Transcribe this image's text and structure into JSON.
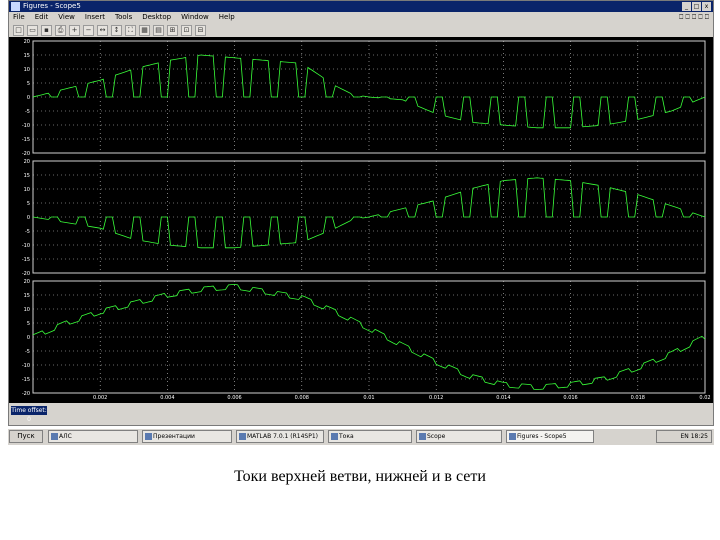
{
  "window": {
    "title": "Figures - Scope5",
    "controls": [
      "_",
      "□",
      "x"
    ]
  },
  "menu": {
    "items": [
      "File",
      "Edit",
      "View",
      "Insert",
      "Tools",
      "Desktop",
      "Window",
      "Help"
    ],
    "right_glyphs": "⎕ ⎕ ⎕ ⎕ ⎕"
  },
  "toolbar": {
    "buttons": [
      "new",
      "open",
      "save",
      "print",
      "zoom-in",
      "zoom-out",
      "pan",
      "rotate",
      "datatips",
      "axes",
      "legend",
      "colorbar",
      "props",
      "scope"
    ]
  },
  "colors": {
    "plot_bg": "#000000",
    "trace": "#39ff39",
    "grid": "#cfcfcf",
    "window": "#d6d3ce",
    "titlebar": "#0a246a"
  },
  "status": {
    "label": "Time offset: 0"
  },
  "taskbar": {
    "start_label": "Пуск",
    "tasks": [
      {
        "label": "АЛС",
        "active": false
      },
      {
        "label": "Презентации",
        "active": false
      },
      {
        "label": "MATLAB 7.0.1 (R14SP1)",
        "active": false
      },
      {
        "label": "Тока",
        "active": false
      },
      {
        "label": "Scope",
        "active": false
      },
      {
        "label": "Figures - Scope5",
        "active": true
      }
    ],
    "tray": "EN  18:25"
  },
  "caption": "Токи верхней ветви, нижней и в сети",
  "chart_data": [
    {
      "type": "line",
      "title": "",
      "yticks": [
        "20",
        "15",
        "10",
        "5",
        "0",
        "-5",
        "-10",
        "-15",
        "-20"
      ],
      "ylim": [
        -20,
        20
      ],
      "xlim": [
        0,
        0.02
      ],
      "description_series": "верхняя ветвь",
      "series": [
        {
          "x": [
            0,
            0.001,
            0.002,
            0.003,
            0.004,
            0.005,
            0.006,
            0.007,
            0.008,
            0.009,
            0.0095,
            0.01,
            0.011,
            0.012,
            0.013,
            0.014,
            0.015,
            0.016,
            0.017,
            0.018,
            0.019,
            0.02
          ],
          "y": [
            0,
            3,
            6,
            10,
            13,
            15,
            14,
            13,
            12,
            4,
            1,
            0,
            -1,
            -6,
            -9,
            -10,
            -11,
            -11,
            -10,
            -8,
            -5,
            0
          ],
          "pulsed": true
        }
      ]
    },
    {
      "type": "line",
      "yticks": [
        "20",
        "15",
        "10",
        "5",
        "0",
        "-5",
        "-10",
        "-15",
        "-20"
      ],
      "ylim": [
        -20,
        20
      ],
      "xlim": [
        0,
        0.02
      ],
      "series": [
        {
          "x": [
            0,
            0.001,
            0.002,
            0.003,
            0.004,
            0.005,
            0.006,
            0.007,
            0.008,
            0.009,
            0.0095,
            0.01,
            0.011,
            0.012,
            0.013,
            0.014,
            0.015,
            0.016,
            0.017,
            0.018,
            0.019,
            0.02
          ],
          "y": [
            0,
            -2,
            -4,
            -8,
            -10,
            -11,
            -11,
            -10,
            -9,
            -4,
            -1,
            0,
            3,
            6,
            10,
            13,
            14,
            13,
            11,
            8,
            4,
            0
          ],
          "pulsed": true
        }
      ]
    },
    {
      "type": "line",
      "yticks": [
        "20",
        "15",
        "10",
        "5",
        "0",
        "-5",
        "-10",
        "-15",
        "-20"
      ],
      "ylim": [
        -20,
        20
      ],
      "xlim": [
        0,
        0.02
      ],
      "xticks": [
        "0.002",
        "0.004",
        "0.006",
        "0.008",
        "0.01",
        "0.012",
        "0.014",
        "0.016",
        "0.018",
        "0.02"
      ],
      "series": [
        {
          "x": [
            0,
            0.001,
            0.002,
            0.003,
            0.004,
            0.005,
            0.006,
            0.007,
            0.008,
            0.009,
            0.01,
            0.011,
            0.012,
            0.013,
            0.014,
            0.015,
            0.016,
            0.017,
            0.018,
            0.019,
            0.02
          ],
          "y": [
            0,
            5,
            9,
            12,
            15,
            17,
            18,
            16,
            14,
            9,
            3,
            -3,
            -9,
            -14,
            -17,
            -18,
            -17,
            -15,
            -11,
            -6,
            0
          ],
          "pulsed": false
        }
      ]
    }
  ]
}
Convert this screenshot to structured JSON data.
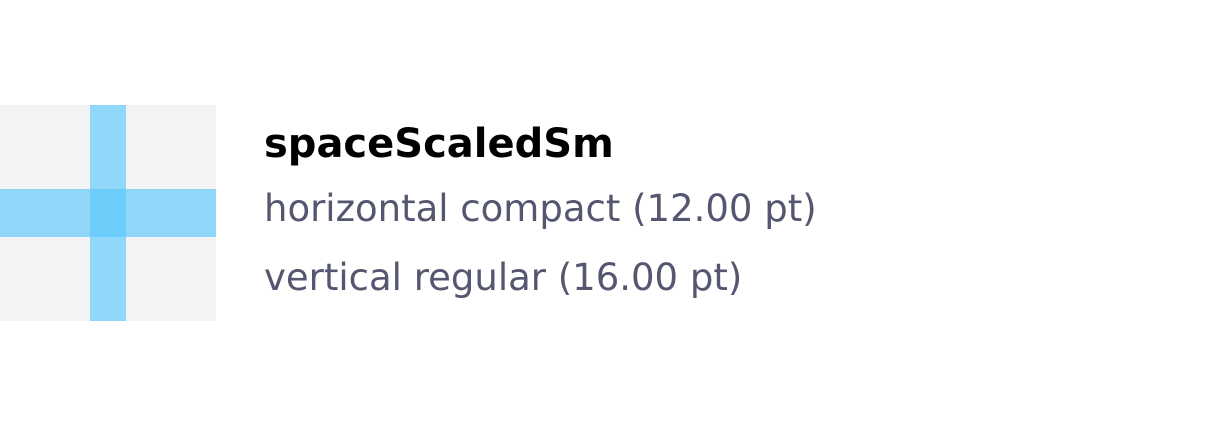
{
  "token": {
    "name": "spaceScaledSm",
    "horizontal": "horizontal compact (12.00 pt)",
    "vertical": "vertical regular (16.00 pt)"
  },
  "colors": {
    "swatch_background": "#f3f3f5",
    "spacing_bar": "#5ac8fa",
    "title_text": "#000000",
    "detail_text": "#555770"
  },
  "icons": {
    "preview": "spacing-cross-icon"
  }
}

-------------------------

WORK INSTRUCTIONS:
Among these entries, how many lines include the string "Figures"? Reply with the number by itself.

THE REPLY:
2